Input material –
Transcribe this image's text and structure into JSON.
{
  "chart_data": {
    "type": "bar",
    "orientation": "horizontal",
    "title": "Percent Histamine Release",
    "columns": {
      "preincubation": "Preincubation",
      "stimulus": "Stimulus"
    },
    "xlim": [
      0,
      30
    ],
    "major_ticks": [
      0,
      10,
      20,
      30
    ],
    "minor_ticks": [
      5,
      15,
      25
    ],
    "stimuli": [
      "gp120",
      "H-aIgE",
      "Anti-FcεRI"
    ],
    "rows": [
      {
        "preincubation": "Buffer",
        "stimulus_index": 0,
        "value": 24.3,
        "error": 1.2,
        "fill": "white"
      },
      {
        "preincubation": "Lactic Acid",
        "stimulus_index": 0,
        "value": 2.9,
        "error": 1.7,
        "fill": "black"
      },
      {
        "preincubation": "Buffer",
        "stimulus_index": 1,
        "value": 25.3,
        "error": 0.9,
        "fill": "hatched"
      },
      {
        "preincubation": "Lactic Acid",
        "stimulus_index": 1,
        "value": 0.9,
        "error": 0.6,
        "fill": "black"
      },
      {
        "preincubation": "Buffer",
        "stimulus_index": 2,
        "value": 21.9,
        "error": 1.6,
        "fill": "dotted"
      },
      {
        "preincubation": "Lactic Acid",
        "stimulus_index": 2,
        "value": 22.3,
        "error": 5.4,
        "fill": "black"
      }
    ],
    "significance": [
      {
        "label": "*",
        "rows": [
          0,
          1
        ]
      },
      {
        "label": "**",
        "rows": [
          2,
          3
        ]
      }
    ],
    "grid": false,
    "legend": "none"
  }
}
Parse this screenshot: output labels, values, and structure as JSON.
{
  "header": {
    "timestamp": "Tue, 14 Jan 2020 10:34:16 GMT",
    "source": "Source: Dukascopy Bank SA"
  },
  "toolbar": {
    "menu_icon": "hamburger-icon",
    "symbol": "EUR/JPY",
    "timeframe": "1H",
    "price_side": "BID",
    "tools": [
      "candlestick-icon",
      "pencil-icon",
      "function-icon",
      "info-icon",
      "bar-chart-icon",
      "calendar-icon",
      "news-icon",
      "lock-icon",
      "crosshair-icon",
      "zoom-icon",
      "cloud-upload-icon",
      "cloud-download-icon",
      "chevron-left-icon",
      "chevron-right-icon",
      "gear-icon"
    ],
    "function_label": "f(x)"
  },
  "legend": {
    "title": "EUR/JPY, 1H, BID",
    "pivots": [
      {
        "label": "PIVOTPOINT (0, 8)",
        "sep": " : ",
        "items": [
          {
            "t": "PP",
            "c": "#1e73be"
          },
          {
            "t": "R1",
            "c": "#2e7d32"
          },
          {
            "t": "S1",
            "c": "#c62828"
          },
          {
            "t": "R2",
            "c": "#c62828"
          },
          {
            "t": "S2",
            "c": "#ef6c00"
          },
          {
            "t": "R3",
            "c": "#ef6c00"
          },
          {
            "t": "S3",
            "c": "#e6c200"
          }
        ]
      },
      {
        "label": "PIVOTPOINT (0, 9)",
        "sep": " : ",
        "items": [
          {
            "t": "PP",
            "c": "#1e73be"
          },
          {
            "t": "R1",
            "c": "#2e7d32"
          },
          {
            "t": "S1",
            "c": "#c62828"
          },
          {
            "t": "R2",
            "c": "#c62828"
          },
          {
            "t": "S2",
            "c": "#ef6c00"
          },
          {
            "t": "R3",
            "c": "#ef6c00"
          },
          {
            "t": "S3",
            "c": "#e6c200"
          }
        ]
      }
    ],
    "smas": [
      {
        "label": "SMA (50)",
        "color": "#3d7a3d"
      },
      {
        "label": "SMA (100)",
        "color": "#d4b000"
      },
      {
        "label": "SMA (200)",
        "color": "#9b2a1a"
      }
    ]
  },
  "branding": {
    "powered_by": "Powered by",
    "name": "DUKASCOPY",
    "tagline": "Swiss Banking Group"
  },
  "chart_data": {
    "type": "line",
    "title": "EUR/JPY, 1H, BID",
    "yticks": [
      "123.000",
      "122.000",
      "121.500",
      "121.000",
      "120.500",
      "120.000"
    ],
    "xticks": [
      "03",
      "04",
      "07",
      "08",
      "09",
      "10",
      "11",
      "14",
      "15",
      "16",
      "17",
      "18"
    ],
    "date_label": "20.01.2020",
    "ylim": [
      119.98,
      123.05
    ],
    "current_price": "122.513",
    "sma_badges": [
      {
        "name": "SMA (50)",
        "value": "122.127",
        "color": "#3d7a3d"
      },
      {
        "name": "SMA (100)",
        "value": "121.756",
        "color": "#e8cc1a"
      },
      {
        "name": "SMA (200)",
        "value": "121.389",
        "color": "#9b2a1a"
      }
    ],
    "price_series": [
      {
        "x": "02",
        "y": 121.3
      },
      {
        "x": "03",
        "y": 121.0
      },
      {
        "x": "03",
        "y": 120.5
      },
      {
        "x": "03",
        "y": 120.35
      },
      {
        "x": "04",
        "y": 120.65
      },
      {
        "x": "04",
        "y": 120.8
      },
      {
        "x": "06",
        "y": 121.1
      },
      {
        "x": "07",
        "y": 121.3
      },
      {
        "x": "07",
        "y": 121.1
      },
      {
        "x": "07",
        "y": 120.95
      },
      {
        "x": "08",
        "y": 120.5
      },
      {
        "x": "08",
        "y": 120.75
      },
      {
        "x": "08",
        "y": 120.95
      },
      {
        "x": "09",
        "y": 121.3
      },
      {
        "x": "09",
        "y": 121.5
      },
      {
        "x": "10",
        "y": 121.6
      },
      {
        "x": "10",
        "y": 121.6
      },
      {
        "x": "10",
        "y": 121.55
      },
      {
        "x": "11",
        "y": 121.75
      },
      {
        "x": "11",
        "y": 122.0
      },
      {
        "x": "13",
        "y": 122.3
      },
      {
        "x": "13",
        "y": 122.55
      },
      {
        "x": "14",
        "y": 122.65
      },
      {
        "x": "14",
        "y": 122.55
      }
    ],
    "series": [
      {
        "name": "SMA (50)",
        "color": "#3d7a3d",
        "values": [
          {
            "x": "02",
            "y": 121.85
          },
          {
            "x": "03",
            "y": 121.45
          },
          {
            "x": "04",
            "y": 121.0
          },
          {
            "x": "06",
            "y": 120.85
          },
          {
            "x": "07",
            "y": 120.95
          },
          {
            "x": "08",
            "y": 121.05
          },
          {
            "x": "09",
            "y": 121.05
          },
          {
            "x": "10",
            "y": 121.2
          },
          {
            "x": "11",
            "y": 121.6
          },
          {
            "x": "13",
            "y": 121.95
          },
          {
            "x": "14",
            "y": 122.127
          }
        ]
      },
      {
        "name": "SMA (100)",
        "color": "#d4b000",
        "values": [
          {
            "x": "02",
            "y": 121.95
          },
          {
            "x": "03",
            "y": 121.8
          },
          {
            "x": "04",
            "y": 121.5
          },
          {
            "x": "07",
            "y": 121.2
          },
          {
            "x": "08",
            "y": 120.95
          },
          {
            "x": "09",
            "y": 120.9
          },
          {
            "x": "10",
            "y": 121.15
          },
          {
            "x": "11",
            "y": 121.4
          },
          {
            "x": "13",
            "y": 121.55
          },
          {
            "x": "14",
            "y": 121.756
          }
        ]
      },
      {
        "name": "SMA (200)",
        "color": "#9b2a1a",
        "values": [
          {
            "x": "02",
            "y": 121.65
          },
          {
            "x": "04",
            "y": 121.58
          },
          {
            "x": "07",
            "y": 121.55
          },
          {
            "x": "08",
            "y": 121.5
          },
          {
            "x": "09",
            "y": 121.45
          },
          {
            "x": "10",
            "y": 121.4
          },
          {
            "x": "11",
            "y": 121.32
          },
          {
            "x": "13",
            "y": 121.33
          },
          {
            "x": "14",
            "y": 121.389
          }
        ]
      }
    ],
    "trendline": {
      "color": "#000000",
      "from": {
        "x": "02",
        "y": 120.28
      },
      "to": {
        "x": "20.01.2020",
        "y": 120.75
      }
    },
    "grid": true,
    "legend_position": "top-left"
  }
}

Problem – Search the data for "JSON" and list every line in which it occurs.

Worked answer –
Transcribe this image's text and structure into JSON.
Parse this screenshot: output labels, values, and structure as JSON.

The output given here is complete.